### WHAT NEEDS TO BE DONE
Each entry below is to be printed verbatim.

Figure record extracts
* * * * * * *
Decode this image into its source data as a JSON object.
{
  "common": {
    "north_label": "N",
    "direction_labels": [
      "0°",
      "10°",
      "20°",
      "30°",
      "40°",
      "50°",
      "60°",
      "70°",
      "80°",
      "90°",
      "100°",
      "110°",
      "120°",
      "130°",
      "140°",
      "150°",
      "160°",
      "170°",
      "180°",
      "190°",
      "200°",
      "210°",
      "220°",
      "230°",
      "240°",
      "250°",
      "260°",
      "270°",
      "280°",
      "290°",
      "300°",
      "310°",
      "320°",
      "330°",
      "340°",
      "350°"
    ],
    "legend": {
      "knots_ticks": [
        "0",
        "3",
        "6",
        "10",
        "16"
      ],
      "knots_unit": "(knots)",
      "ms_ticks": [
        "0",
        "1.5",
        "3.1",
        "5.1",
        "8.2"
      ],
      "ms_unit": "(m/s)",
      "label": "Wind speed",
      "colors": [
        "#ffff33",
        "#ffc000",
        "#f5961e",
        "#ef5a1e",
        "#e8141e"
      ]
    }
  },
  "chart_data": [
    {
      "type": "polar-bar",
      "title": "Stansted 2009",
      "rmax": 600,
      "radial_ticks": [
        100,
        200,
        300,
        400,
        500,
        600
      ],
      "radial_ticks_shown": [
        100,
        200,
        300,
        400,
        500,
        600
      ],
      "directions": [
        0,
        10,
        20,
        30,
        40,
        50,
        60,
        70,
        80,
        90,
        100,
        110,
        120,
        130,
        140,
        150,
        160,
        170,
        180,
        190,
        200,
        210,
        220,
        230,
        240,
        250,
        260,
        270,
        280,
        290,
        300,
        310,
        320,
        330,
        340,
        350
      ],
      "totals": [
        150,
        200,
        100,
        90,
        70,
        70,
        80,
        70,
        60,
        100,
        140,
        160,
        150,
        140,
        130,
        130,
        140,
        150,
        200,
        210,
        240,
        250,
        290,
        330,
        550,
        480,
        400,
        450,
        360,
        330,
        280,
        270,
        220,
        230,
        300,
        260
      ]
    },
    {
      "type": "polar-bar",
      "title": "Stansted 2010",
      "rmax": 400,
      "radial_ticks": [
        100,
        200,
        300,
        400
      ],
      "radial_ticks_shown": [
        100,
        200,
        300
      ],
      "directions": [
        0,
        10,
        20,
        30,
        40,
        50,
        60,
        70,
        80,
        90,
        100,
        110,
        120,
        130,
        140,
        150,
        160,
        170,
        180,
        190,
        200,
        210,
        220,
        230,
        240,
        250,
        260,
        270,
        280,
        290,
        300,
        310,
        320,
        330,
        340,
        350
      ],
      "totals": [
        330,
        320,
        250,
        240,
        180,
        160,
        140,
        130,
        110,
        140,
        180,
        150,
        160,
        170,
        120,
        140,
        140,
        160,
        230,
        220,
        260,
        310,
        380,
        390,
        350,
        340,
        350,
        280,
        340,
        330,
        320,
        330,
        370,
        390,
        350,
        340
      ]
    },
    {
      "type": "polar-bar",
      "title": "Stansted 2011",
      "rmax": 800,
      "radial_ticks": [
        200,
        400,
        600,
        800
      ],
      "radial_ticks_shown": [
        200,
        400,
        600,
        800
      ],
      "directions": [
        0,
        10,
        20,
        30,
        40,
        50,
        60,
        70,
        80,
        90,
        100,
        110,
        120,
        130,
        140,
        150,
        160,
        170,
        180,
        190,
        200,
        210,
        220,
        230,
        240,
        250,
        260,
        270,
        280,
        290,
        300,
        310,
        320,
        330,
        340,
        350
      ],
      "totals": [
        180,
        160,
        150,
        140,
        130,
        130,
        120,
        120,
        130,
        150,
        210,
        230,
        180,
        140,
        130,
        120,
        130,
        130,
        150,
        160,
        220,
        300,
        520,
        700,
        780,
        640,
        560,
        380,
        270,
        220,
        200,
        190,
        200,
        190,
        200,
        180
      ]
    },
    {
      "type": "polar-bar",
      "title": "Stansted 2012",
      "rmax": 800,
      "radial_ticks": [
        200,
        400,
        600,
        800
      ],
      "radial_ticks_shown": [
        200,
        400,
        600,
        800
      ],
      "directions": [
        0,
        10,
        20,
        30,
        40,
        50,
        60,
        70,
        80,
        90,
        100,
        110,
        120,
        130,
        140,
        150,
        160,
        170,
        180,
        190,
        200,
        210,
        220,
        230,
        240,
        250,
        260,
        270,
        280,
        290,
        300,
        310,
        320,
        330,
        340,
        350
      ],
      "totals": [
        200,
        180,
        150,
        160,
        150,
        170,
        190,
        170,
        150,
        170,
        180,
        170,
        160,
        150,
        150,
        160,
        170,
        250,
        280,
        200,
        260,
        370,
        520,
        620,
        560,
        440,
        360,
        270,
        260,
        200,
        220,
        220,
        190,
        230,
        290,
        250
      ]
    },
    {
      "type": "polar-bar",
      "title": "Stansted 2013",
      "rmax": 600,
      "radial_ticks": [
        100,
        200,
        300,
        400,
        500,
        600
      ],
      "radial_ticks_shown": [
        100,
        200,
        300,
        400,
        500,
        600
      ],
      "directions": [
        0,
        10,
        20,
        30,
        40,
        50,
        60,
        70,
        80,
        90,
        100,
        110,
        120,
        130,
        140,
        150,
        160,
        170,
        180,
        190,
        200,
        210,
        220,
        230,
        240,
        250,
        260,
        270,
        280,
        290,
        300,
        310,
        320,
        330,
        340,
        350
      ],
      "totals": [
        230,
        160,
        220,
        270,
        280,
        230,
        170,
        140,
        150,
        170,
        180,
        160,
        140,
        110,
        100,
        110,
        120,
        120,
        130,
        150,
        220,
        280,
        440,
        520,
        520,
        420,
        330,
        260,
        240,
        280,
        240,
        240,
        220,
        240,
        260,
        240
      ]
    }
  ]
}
* * * * * * *
### THE RESULT
Decode this image into its source data as a JSON object.
{
  "common": {
    "north_label": "N",
    "direction_labels": [
      "0°",
      "10°",
      "20°",
      "30°",
      "40°",
      "50°",
      "60°",
      "70°",
      "80°",
      "90°",
      "100°",
      "110°",
      "120°",
      "130°",
      "140°",
      "150°",
      "160°",
      "170°",
      "180°",
      "190°",
      "200°",
      "210°",
      "220°",
      "230°",
      "240°",
      "250°",
      "260°",
      "270°",
      "280°",
      "290°",
      "300°",
      "310°",
      "320°",
      "330°",
      "340°",
      "350°"
    ],
    "legend": {
      "knots_ticks": [
        "0",
        "3",
        "6",
        "10",
        "16"
      ],
      "knots_unit": "(knots)",
      "ms_ticks": [
        "0",
        "1.5",
        "3.1",
        "5.1",
        "8.2"
      ],
      "ms_unit": "(m/s)",
      "label": "Wind speed",
      "colors": [
        "#ffff33",
        "#ffc000",
        "#f5961e",
        "#ef5a1e",
        "#e8141e"
      ]
    }
  },
  "chart_data": [
    {
      "type": "polar-bar",
      "title": "Stansted 2009",
      "rmax": 600,
      "radial_ticks": [
        100,
        200,
        300,
        400,
        500,
        600
      ],
      "radial_ticks_shown": [
        100,
        200,
        300,
        400,
        500,
        600
      ],
      "directions": [
        0,
        10,
        20,
        30,
        40,
        50,
        60,
        70,
        80,
        90,
        100,
        110,
        120,
        130,
        140,
        150,
        160,
        170,
        180,
        190,
        200,
        210,
        220,
        230,
        240,
        250,
        260,
        270,
        280,
        290,
        300,
        310,
        320,
        330,
        340,
        350
      ],
      "totals": [
        150,
        200,
        100,
        90,
        70,
        70,
        80,
        70,
        60,
        100,
        140,
        160,
        150,
        140,
        130,
        130,
        140,
        150,
        200,
        210,
        240,
        250,
        290,
        330,
        550,
        480,
        400,
        450,
        360,
        330,
        280,
        270,
        220,
        230,
        300,
        260
      ]
    },
    {
      "type": "polar-bar",
      "title": "Stansted 2010",
      "rmax": 400,
      "radial_ticks": [
        100,
        200,
        300,
        400
      ],
      "radial_ticks_shown": [
        100,
        200,
        300
      ],
      "directions": [
        0,
        10,
        20,
        30,
        40,
        50,
        60,
        70,
        80,
        90,
        100,
        110,
        120,
        130,
        140,
        150,
        160,
        170,
        180,
        190,
        200,
        210,
        220,
        230,
        240,
        250,
        260,
        270,
        280,
        290,
        300,
        310,
        320,
        330,
        340,
        350
      ],
      "totals": [
        330,
        320,
        250,
        240,
        180,
        160,
        140,
        130,
        110,
        140,
        180,
        150,
        160,
        170,
        120,
        140,
        140,
        160,
        230,
        220,
        260,
        310,
        380,
        390,
        350,
        340,
        350,
        280,
        340,
        330,
        320,
        330,
        370,
        390,
        350,
        340
      ]
    },
    {
      "type": "polar-bar",
      "title": "Stansted 2011",
      "rmax": 800,
      "radial_ticks": [
        200,
        400,
        600,
        800
      ],
      "radial_ticks_shown": [
        200,
        400,
        600,
        800
      ],
      "directions": [
        0,
        10,
        20,
        30,
        40,
        50,
        60,
        70,
        80,
        90,
        100,
        110,
        120,
        130,
        140,
        150,
        160,
        170,
        180,
        190,
        200,
        210,
        220,
        230,
        240,
        250,
        260,
        270,
        280,
        290,
        300,
        310,
        320,
        330,
        340,
        350
      ],
      "totals": [
        180,
        160,
        150,
        140,
        130,
        130,
        120,
        120,
        130,
        150,
        210,
        230,
        180,
        140,
        130,
        120,
        130,
        130,
        150,
        160,
        220,
        300,
        520,
        700,
        780,
        640,
        560,
        380,
        270,
        220,
        200,
        190,
        200,
        190,
        200,
        180
      ]
    },
    {
      "type": "polar-bar",
      "title": "Stansted 2012",
      "rmax": 800,
      "radial_ticks": [
        200,
        400,
        600,
        800
      ],
      "radial_ticks_shown": [
        200,
        400,
        600,
        800
      ],
      "directions": [
        0,
        10,
        20,
        30,
        40,
        50,
        60,
        70,
        80,
        90,
        100,
        110,
        120,
        130,
        140,
        150,
        160,
        170,
        180,
        190,
        200,
        210,
        220,
        230,
        240,
        250,
        260,
        270,
        280,
        290,
        300,
        310,
        320,
        330,
        340,
        350
      ],
      "totals": [
        200,
        180,
        150,
        160,
        150,
        170,
        190,
        170,
        150,
        170,
        180,
        170,
        160,
        150,
        150,
        160,
        170,
        250,
        280,
        200,
        260,
        370,
        520,
        620,
        560,
        440,
        360,
        270,
        260,
        200,
        220,
        220,
        190,
        230,
        290,
        250
      ]
    },
    {
      "type": "polar-bar",
      "title": "Stansted 2013",
      "rmax": 600,
      "radial_ticks": [
        100,
        200,
        300,
        400,
        500,
        600
      ],
      "radial_ticks_shown": [
        100,
        200,
        300,
        400,
        500,
        600
      ],
      "directions": [
        0,
        10,
        20,
        30,
        40,
        50,
        60,
        70,
        80,
        90,
        100,
        110,
        120,
        130,
        140,
        150,
        160,
        170,
        180,
        190,
        200,
        210,
        220,
        230,
        240,
        250,
        260,
        270,
        280,
        290,
        300,
        310,
        320,
        330,
        340,
        350
      ],
      "totals": [
        230,
        160,
        220,
        270,
        280,
        230,
        170,
        140,
        150,
        170,
        180,
        160,
        140,
        110,
        100,
        110,
        120,
        120,
        130,
        150,
        220,
        280,
        440,
        520,
        520,
        420,
        330,
        260,
        240,
        280,
        240,
        240,
        220,
        240,
        260,
        240
      ]
    }
  ]
}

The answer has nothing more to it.